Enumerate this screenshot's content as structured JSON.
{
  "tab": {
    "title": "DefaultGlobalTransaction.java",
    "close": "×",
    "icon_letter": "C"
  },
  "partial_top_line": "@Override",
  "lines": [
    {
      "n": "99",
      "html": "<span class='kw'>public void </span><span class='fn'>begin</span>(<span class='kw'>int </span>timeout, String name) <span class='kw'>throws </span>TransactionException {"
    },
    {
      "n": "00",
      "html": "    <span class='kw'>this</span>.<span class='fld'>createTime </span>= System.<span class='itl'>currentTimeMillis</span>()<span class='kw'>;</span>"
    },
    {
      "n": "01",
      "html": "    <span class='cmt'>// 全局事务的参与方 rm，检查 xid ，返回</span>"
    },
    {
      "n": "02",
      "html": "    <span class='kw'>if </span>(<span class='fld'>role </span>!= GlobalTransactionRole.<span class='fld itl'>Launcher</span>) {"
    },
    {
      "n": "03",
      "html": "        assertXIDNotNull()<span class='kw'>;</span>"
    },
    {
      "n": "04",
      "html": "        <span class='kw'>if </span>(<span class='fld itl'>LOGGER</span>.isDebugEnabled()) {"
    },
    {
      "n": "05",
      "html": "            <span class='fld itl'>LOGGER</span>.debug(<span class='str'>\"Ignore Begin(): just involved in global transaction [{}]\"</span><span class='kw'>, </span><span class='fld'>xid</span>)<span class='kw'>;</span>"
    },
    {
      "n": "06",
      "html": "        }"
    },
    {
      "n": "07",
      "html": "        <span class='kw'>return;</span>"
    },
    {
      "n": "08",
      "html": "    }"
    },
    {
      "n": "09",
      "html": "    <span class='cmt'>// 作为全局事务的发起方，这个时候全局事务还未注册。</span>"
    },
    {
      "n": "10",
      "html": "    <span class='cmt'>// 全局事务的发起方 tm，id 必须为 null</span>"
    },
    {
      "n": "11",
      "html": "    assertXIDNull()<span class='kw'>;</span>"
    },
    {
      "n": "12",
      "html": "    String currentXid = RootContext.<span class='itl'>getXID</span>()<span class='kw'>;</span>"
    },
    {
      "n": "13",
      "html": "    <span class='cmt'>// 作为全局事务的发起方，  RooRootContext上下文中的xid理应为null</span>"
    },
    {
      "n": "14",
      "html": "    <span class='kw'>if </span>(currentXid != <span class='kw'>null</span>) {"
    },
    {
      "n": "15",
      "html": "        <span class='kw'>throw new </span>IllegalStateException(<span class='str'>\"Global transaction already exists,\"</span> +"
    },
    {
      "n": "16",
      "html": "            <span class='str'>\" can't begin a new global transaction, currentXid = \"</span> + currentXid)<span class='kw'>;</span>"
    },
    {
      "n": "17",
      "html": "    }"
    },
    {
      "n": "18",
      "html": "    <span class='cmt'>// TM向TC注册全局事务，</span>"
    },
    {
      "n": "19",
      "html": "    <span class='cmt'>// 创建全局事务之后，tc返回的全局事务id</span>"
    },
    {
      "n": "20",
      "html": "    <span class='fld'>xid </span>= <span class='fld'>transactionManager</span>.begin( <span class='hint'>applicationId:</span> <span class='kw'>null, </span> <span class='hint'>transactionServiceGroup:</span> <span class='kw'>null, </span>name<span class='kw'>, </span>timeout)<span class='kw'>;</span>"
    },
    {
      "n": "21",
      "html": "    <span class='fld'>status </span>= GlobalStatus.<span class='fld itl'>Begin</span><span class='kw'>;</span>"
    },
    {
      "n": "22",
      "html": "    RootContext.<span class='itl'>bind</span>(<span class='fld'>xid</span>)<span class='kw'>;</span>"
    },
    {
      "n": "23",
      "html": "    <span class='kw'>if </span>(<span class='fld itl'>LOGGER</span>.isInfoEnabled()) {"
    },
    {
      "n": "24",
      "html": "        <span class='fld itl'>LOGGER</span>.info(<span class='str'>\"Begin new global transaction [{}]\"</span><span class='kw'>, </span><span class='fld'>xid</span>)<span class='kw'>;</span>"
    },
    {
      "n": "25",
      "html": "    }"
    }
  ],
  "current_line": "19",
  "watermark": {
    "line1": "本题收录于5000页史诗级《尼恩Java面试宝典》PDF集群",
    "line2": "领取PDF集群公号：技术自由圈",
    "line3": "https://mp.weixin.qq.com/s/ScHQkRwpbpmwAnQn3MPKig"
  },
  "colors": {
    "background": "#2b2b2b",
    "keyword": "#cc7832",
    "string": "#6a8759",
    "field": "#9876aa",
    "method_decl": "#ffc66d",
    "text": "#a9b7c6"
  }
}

_Short task_. Using the listing above, locate the lines that hold "name" and copy each one.

_Answer in full_.
      "html": "<span class='kw'>public void </span><span class='fn'>begin</span>(<span class='kw'>int </span>timeout, String name) <span class='kw'>throws </span>TransactionException {"
      "html": "    <span class='fld'>xid </span>= <span class='fld'>transactionManager</span>.begin( <span class='hint'>applicationId:</span> <span class='kw'>null, </span> <span class='hint'>transactionServiceGroup:</span> <span class='kw'>null, </span>name<span class='kw'>, </span>timeout)<span class='kw'>;</span>"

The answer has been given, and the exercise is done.